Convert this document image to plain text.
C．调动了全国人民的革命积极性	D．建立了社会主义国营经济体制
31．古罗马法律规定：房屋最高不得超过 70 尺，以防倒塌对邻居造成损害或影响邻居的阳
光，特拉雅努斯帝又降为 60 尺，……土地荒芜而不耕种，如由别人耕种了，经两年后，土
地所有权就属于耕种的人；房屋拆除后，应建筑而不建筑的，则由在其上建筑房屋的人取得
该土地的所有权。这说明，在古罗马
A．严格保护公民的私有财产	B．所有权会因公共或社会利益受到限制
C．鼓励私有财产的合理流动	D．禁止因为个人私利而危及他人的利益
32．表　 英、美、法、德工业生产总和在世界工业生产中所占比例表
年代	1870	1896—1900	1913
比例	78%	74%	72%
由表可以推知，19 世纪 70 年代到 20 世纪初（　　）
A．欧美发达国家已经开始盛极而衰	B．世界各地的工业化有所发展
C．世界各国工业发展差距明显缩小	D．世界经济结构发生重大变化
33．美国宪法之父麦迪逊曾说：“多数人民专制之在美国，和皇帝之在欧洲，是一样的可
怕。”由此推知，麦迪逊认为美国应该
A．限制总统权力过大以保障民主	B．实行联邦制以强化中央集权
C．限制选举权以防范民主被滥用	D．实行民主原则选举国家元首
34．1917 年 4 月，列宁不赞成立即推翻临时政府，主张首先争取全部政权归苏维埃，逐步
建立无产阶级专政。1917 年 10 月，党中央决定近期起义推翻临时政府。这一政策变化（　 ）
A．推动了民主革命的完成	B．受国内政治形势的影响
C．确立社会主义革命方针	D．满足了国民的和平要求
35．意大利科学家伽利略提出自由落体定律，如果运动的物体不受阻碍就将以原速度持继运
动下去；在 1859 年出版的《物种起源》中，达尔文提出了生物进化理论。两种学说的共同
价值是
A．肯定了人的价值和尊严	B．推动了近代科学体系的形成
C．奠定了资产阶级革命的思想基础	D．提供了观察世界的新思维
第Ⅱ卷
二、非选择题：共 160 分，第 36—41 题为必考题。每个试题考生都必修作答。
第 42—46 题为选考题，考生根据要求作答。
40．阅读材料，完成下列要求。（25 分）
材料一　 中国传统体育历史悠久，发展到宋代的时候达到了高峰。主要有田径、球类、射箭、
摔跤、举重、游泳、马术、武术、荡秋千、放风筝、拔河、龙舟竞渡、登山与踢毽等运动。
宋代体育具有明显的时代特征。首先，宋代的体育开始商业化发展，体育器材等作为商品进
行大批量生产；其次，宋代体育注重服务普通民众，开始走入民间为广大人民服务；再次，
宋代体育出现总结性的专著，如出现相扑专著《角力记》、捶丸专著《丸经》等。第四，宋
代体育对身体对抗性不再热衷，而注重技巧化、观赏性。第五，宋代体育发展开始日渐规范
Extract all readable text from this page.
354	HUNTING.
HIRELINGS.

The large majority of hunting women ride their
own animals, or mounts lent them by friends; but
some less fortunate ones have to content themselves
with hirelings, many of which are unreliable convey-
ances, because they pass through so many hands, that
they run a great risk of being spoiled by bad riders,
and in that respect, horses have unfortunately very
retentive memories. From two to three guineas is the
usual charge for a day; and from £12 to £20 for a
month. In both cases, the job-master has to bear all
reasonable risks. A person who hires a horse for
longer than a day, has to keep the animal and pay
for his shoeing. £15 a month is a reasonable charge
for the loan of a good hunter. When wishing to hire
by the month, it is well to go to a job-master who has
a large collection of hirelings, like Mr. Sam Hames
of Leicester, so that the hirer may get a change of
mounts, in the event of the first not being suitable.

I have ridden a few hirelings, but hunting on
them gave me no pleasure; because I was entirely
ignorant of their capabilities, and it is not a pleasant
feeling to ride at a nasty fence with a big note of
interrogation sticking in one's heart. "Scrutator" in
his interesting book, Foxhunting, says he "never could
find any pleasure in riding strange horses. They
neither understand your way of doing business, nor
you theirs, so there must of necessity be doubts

+++

* _Work instructions_:
Each entry above is to be quoted exactly.

* _Correct output_:
Convert this document image to plain text.
C．调动了全国人民的革命积极性	D．建立了社会主义国营经济体制
31．古罗马法律规定：房屋最高不得超过 70 尺，以防倒塌对邻居造成损害或影响邻居的阳
光，特拉雅努斯帝又降为 60 尺，……土地荒芜而不耕种，如由别人耕种了，经两年后，土
地所有权就属于耕种的人；房屋拆除后，应建筑而不建筑的，则由在其上建筑房屋的人取得
该土地的所有权。这说明，在古罗马
A．严格保护公民的私有财产	B．所有权会因公共或社会利益受到限制
C．鼓励私有财产的合理流动	D．禁止因为个人私利而危及他人的利益
32．表　 英、美、法、德工业生产总和在世界工业生产中所占比例表
年代	1870	1896—1900	1913
比例	78%	74%	72%
由表可以推知，19 世纪 70 年代到 20 世纪初（　　）
A．欧美发达国家已经开始盛极而衰	B．世界各地的工业化有所发展
C．世界各国工业发展差距明显缩小	D．世界经济结构发生重大变化
33．美国宪法之父麦迪逊曾说：“多数人民专制之在美国，和皇帝之在欧洲，是一样的可
怕。”由此推知，麦迪逊认为美国应该
A．限制总统权力过大以保障民主	B．实行联邦制以强化中央集权
C．限制选举权以防范民主被滥用	D．实行民主原则选举国家元首
34．1917 年 4 月，列宁不赞成立即推翻临时政府，主张首先争取全部政权归苏维埃，逐步
建立无产阶级专政。1917 年 10 月，党中央决定近期起义推翻临时政府。这一政策变化（　 ）
A．推动了民主革命的完成	B．受国内政治形势的影响
C．确立社会主义革命方针	D．满足了国民的和平要求
35．意大利科学家伽利略提出自由落体定律，如果运动的物体不受阻碍就将以原速度持继运
动下去；在 1859 年出版的《物种起源》中，达尔文提出了生物进化理论。两种学说的共同
价值是
A．肯定了人的价值和尊严	B．推动了近代科学体系的形成
C．奠定了资产阶级革命的思想基础	D．提供了观察世界的新思维
第Ⅱ卷
二、非选择题：共 160 分，第 36—41 题为必考题。每个试题考生都必修作答。
第 42—46 题为选考题，考生根据要求作答。
40．阅读材料，完成下列要求。（25 分）
材料一　 中国传统体育历史悠久，发展到宋代的时候达到了高峰。主要有田径、球类、射箭、
摔跤、举重、游泳、马术、武术、荡秋千、放风筝、拔河、龙舟竞渡、登山与踢毽等运动。
宋代体育具有明显的时代特征。首先，宋代的体育开始商业化发展，体育器材等作为商品进
行大批量生产；其次，宋代体育注重服务普通民众，开始走入民间为广大人民服务；再次，
宋代体育出现总结性的专著，如出现相扑专著《角力记》、捶丸专著《丸经》等。第四，宋
代体育对身体对抗性不再热衷，而注重技巧化、观赏性。第五，宋代体育发展开始日渐规范
Extract all readable text from this page.
354	HUNTING.
HIRELINGS.

The large majority of hunting women ride their
own animals, or mounts lent them by friends; but
some less fortunate ones have to content themselves
with hirelings, many of which are unreliable convey-
ances, because they pass through so many hands, that
they run a great risk of being spoiled by bad riders,
and in that respect, horses have unfortunately very
retentive memories. From two to three guineas is the
usual charge for a day; and from £12 to £20 for a
month. In both cases, the job-master has to bear all
reasonable risks. A person who hires a horse for
longer than a day, has to keep the animal and pay
for his shoeing. £15 a month is a reasonable charge
for the loan of a good hunter. When wishing to hire
by the month, it is well to go to a job-master who has
a large collection of hirelings, like Mr. Sam Hames
of Leicester, so that the hirer may get a change of
mounts, in the event of the first not being suitable.

I have ridden a few hirelings, but hunting on
them gave me no pleasure; because I was entirely
ignorant of their capabilities, and it is not a pleasant
feeling to ride at a nasty fence with a big note of
interrogation sticking in one's heart. "Scrutator" in
his interesting book, Foxhunting, says he "never could
find any pleasure in riding strange horses. They
neither understand your way of doing business, nor
you theirs, so there must of necessity be doubts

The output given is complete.